*** THE RECORDS

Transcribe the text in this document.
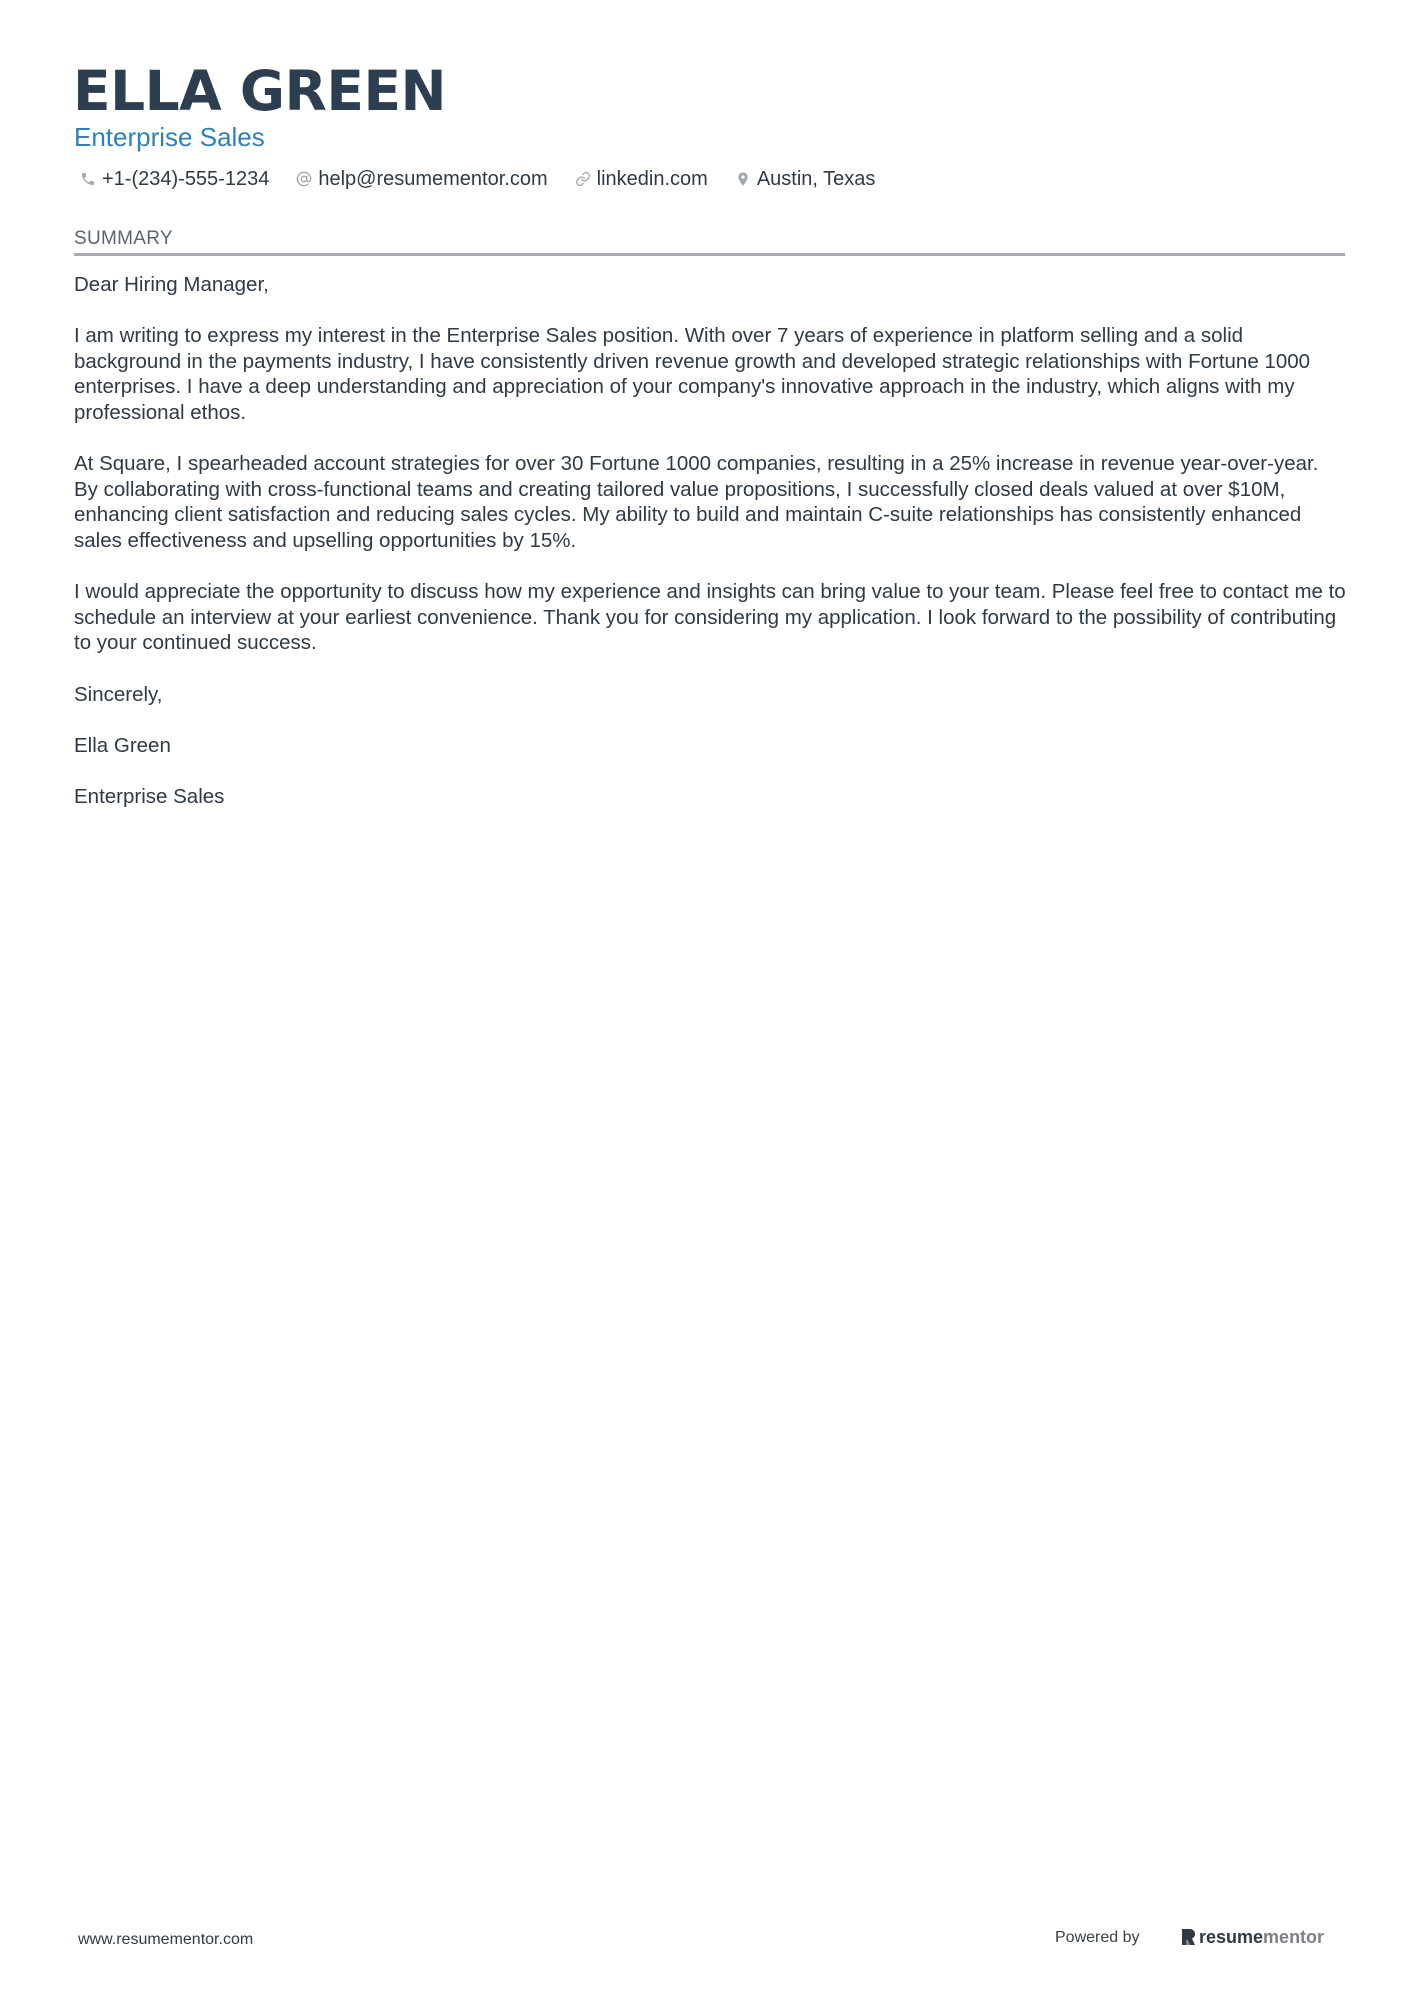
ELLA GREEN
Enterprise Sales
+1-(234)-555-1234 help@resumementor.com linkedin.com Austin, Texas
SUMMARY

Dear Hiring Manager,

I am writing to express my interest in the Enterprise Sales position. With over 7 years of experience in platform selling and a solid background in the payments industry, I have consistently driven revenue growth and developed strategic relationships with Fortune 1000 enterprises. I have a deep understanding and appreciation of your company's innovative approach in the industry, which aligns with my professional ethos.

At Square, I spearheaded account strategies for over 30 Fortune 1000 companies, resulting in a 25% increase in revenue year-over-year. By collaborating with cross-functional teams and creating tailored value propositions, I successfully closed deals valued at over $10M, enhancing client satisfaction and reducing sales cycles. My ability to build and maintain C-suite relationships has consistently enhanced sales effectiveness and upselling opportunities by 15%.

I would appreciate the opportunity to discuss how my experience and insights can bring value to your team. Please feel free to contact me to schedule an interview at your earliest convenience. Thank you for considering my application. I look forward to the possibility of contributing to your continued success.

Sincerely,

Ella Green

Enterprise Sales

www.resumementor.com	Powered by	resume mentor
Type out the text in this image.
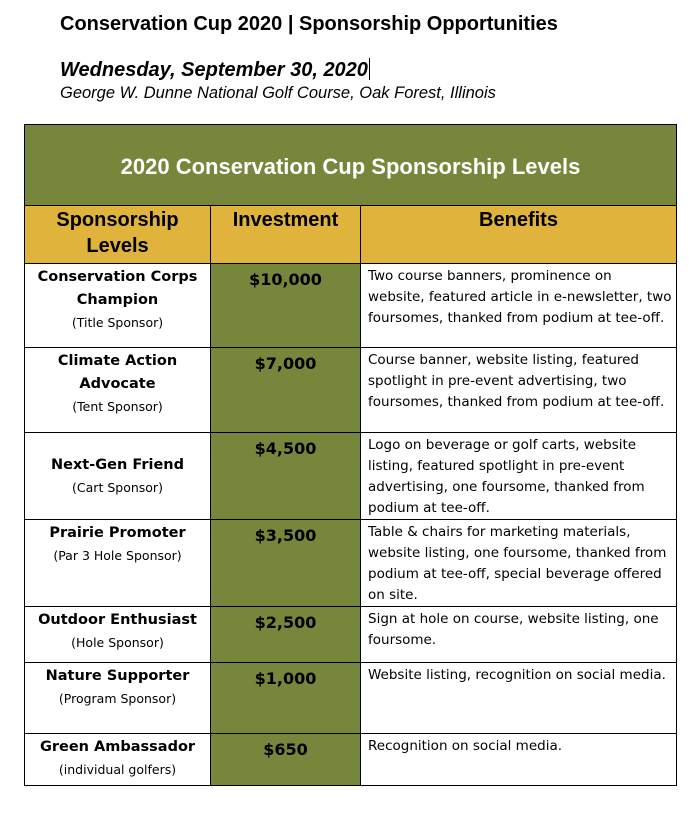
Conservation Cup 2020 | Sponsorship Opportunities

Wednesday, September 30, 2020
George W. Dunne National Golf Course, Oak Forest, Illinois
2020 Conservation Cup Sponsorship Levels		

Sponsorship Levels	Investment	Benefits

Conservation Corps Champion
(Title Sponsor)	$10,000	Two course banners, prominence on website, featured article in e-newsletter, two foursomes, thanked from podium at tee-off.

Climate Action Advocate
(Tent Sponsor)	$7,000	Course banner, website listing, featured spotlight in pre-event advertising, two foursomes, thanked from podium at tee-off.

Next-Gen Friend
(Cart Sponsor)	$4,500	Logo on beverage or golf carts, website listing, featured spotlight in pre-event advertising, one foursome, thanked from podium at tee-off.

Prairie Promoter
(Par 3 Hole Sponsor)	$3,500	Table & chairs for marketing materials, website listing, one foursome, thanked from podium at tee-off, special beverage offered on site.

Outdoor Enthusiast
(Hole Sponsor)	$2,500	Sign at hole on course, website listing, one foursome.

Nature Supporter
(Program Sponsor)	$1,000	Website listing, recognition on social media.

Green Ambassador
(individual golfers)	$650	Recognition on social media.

******

§ TASK DESCRIPTION: Leave out every picture and write out exactly the lines running from the line containing "Type out the text in this image." to the end of the listing above.

§ WORKED SOLUTION:
Type out the text in this image.
Conservation Cup 2020 | Sponsorship Opportunities

Wednesday, September 30, 2020
George W. Dunne National Golf Course, Oak Forest, Illinois
2020 Conservation Cup Sponsorship Levels		

Sponsorship Levels	Investment	Benefits

Conservation Corps Champion
(Title Sponsor)	$10,000	Two course banners, prominence on website, featured article in e-newsletter, two foursomes, thanked from podium at tee-off.

Climate Action Advocate
(Tent Sponsor)	$7,000	Course banner, website listing, featured spotlight in pre-event advertising, two foursomes, thanked from podium at tee-off.

Next-Gen Friend
(Cart Sponsor)	$4,500	Logo on beverage or golf carts, website listing, featured spotlight in pre-event advertising, one foursome, thanked from podium at tee-off.

Prairie Promoter
(Par 3 Hole Sponsor)	$3,500	Table & chairs for marketing materials, website listing, one foursome, thanked from podium at tee-off, special beverage offered on site.

Outdoor Enthusiast
(Hole Sponsor)	$2,500	Sign at hole on course, website listing, one foursome.

Nature Supporter
(Program Sponsor)	$1,000	Website listing, recognition on social media.

Green Ambassador
(individual golfers)	$650	Recognition on social media.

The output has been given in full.